<<<<
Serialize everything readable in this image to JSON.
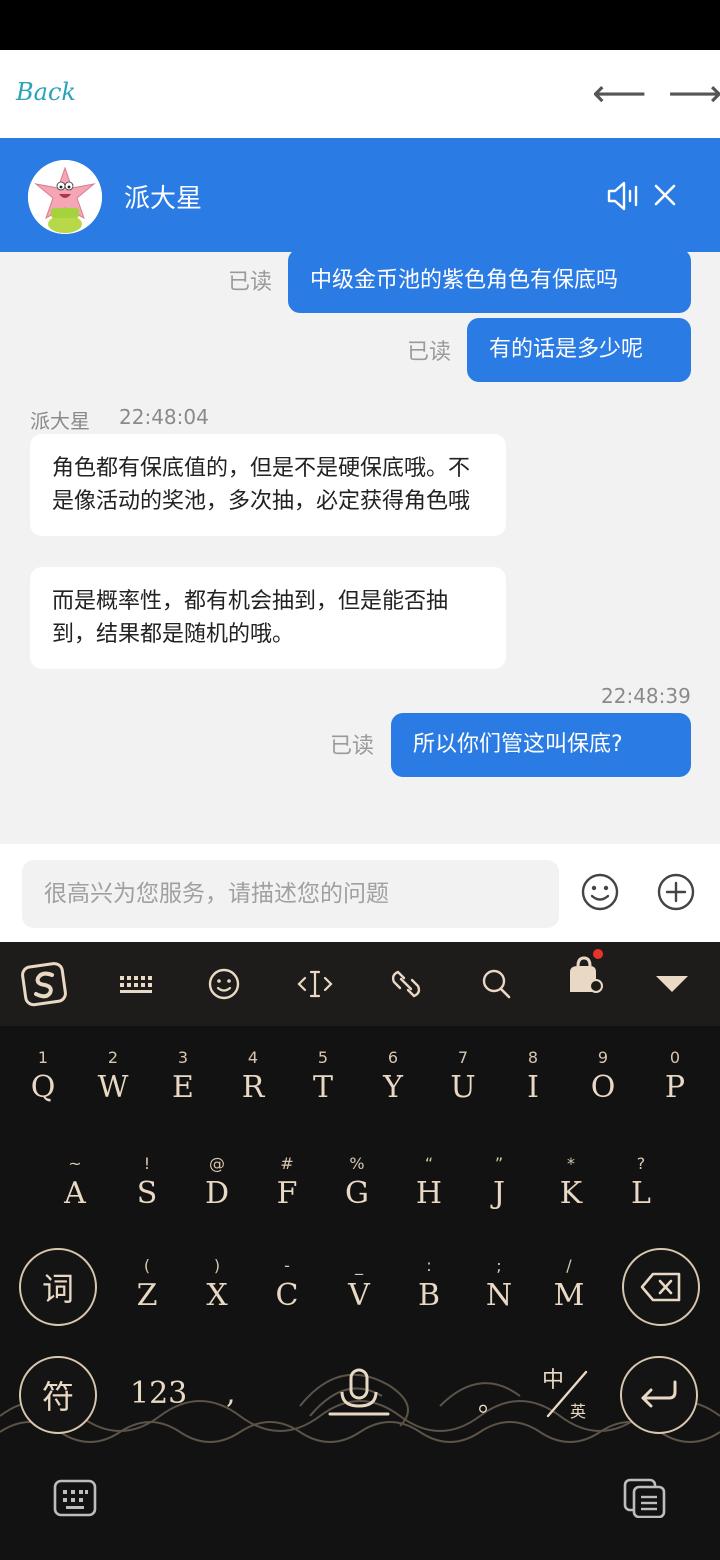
{
  "nav": {
    "back_label": "Back",
    "back_arrow": "⟵",
    "forward_arrow": "⟶"
  },
  "header": {
    "agent_name": "派大星"
  },
  "messages": {
    "out1": {
      "text": "中级金币池的紫色角色有保底吗",
      "status": "已读"
    },
    "out2": {
      "text": "有的话是多少呢",
      "status": "已读"
    },
    "agent_meta": {
      "sender": "派大星",
      "time": "22:48:04"
    },
    "in1": {
      "text": "角色都有保底值的，但是不是硬保底哦。不是像活动的奖池，多次抽，必定获得角色哦"
    },
    "in2": {
      "text": "而是概率性，都有机会抽到，但是能否抽到，结果都是随机的哦。"
    },
    "timestamp2": "22:48:39",
    "out3": {
      "text": "所以你们管这叫保底?",
      "status": "已读"
    }
  },
  "input": {
    "placeholder": "很高兴为您服务，请描述您的问题"
  },
  "keyboard": {
    "row1": [
      {
        "sup": "1",
        "key": "Q"
      },
      {
        "sup": "2",
        "key": "W"
      },
      {
        "sup": "3",
        "key": "E"
      },
      {
        "sup": "4",
        "key": "R"
      },
      {
        "sup": "5",
        "key": "T"
      },
      {
        "sup": "6",
        "key": "Y"
      },
      {
        "sup": "7",
        "key": "U"
      },
      {
        "sup": "8",
        "key": "I"
      },
      {
        "sup": "9",
        "key": "O"
      },
      {
        "sup": "0",
        "key": "P"
      }
    ],
    "row2": [
      {
        "sup": "~",
        "key": "A"
      },
      {
        "sup": "!",
        "key": "S"
      },
      {
        "sup": "@",
        "key": "D"
      },
      {
        "sup": "#",
        "key": "F"
      },
      {
        "sup": "%",
        "key": "G"
      },
      {
        "sup": "“",
        "key": "H"
      },
      {
        "sup": "”",
        "key": "J"
      },
      {
        "sup": "*",
        "key": "K"
      },
      {
        "sup": "?",
        "key": "L"
      }
    ],
    "row3": [
      {
        "sup": "(",
        "key": "Z"
      },
      {
        "sup": ")",
        "key": "X"
      },
      {
        "sup": "-",
        "key": "C"
      },
      {
        "sup": "_",
        "key": "V"
      },
      {
        "sup": ":",
        "key": "B"
      },
      {
        "sup": ";",
        "key": "N"
      },
      {
        "sup": "/",
        "key": "M"
      }
    ],
    "word_key": "词",
    "symbol_key": "符",
    "num_key": "123",
    "comma_key": ",",
    "period_key": "。",
    "lang_key_zh": "中",
    "lang_key_en": "英",
    "accent_color": "#e9d8c4",
    "notification_dot_color": "#e8322b"
  },
  "colors": {
    "header_blue": "#2b7be4",
    "chat_background": "#f2f2f2",
    "keyboard_background": "#121212"
  }
}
>>>>
▶ [Exercise]:
Quote every entry exactly, with the pictures omitted.

▶ [The reply]:
Serialize everything readable in this image to JSON.
{
  "nav": {
    "back_label": "Back",
    "back_arrow": "⟵",
    "forward_arrow": "⟶"
  },
  "header": {
    "agent_name": "派大星"
  },
  "messages": {
    "out1": {
      "text": "中级金币池的紫色角色有保底吗",
      "status": "已读"
    },
    "out2": {
      "text": "有的话是多少呢",
      "status": "已读"
    },
    "agent_meta": {
      "sender": "派大星",
      "time": "22:48:04"
    },
    "in1": {
      "text": "角色都有保底值的，但是不是硬保底哦。不是像活动的奖池，多次抽，必定获得角色哦"
    },
    "in2": {
      "text": "而是概率性，都有机会抽到，但是能否抽到，结果都是随机的哦。"
    },
    "timestamp2": "22:48:39",
    "out3": {
      "text": "所以你们管这叫保底?",
      "status": "已读"
    }
  },
  "input": {
    "placeholder": "很高兴为您服务，请描述您的问题"
  },
  "keyboard": {
    "row1": [
      {
        "sup": "1",
        "key": "Q"
      },
      {
        "sup": "2",
        "key": "W"
      },
      {
        "sup": "3",
        "key": "E"
      },
      {
        "sup": "4",
        "key": "R"
      },
      {
        "sup": "5",
        "key": "T"
      },
      {
        "sup": "6",
        "key": "Y"
      },
      {
        "sup": "7",
        "key": "U"
      },
      {
        "sup": "8",
        "key": "I"
      },
      {
        "sup": "9",
        "key": "O"
      },
      {
        "sup": "0",
        "key": "P"
      }
    ],
    "row2": [
      {
        "sup": "~",
        "key": "A"
      },
      {
        "sup": "!",
        "key": "S"
      },
      {
        "sup": "@",
        "key": "D"
      },
      {
        "sup": "#",
        "key": "F"
      },
      {
        "sup": "%",
        "key": "G"
      },
      {
        "sup": "“",
        "key": "H"
      },
      {
        "sup": "”",
        "key": "J"
      },
      {
        "sup": "*",
        "key": "K"
      },
      {
        "sup": "?",
        "key": "L"
      }
    ],
    "row3": [
      {
        "sup": "(",
        "key": "Z"
      },
      {
        "sup": ")",
        "key": "X"
      },
      {
        "sup": "-",
        "key": "C"
      },
      {
        "sup": "_",
        "key": "V"
      },
      {
        "sup": ":",
        "key": "B"
      },
      {
        "sup": ";",
        "key": "N"
      },
      {
        "sup": "/",
        "key": "M"
      }
    ],
    "word_key": "词",
    "symbol_key": "符",
    "num_key": "123",
    "comma_key": ",",
    "period_key": "。",
    "lang_key_zh": "中",
    "lang_key_en": "英",
    "accent_color": "#e9d8c4",
    "notification_dot_color": "#e8322b"
  },
  "colors": {
    "header_blue": "#2b7be4",
    "chat_background": "#f2f2f2",
    "keyboard_background": "#121212"
  }
}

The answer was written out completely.